Written exercise:
Write out the material exactly, leaving every picture behind.

Source data:
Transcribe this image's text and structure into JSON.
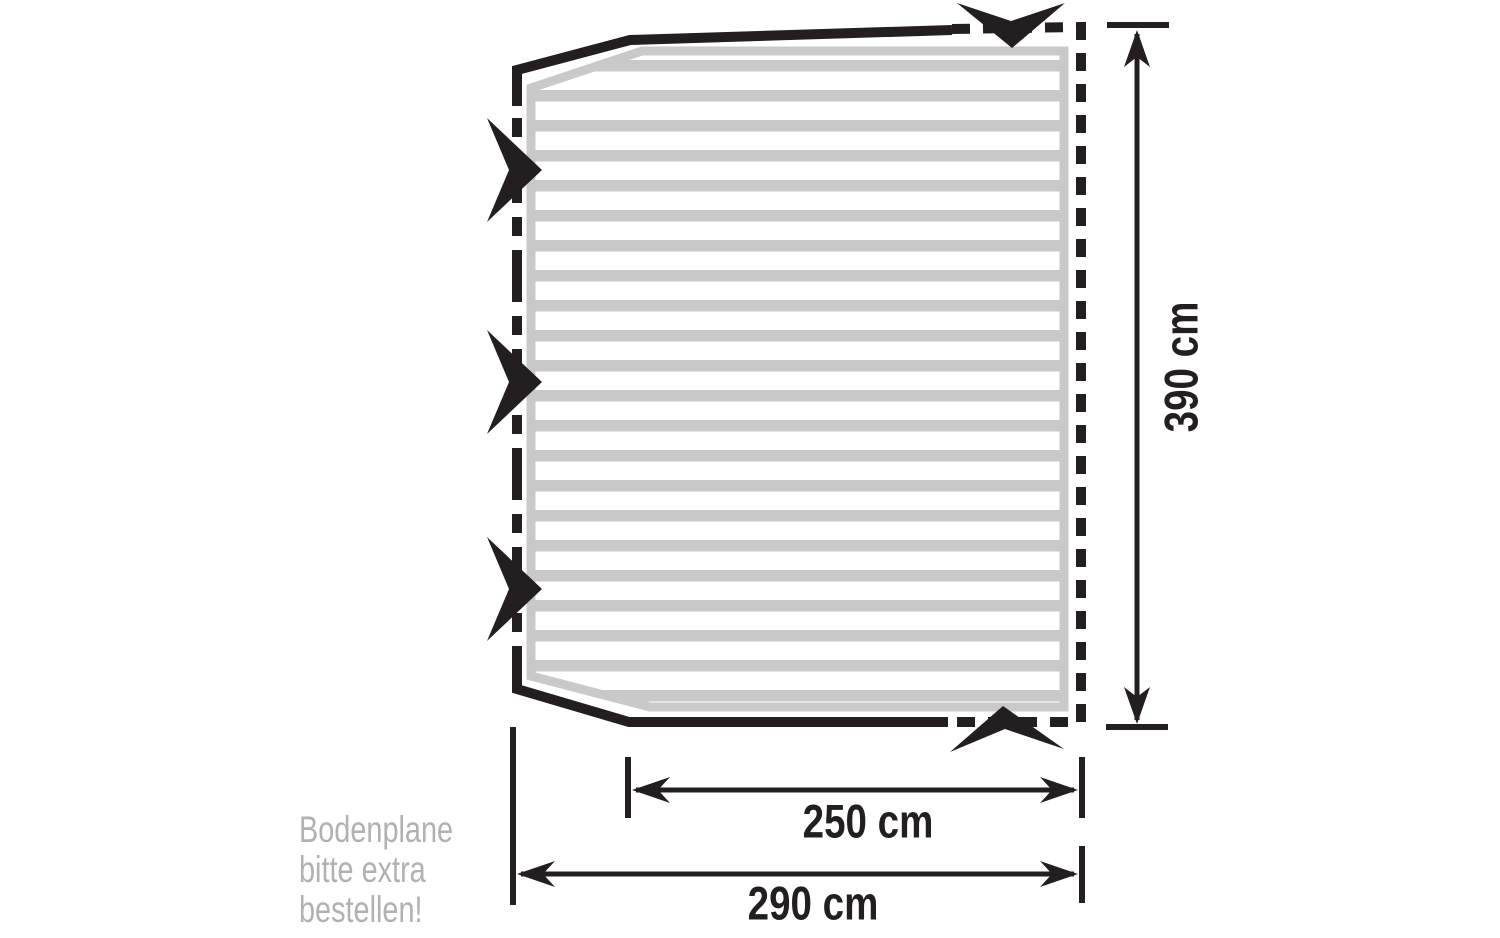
{
  "colors": {
    "ink": "#231f20",
    "stripe": "#c9c9c9",
    "note": "#b1b1b1"
  },
  "dimensions": {
    "height": "390 cm",
    "inner_width": "250 cm",
    "outer_width": "290 cm"
  },
  "note": {
    "line1": "Bodenplane",
    "line2": "bitte extra",
    "line3": "bestellen!"
  }
}
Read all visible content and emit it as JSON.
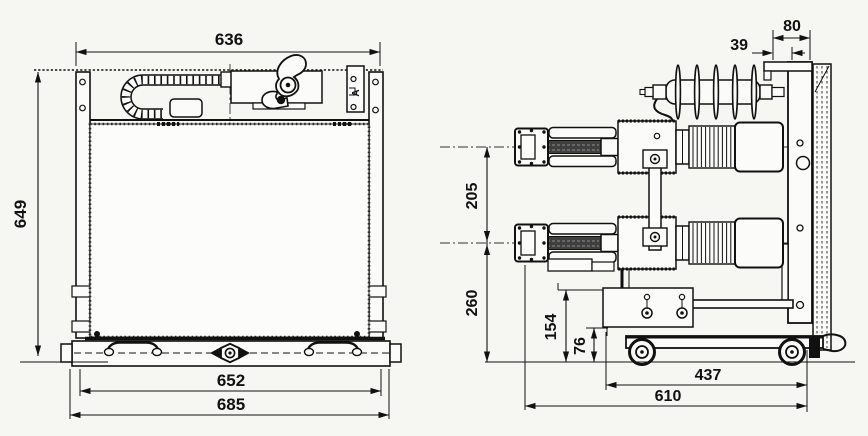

Exercise output:
Transcribe this image's text and structure into JSON.
{
  "colors": {
    "ink": "#231f20",
    "stripe": "#c9c9c9",
    "note": "#b1b1b1"
  },
  "dimensions": {
    "height": "390 cm",
    "inner_width": "250 cm",
    "outer_width": "290 cm"
  },
  "note": {
    "line1": "Bodenplane",
    "line2": "bitte extra",
    "line3": "bestellen!"
  }
}
Read all visible content and emit it as JSON.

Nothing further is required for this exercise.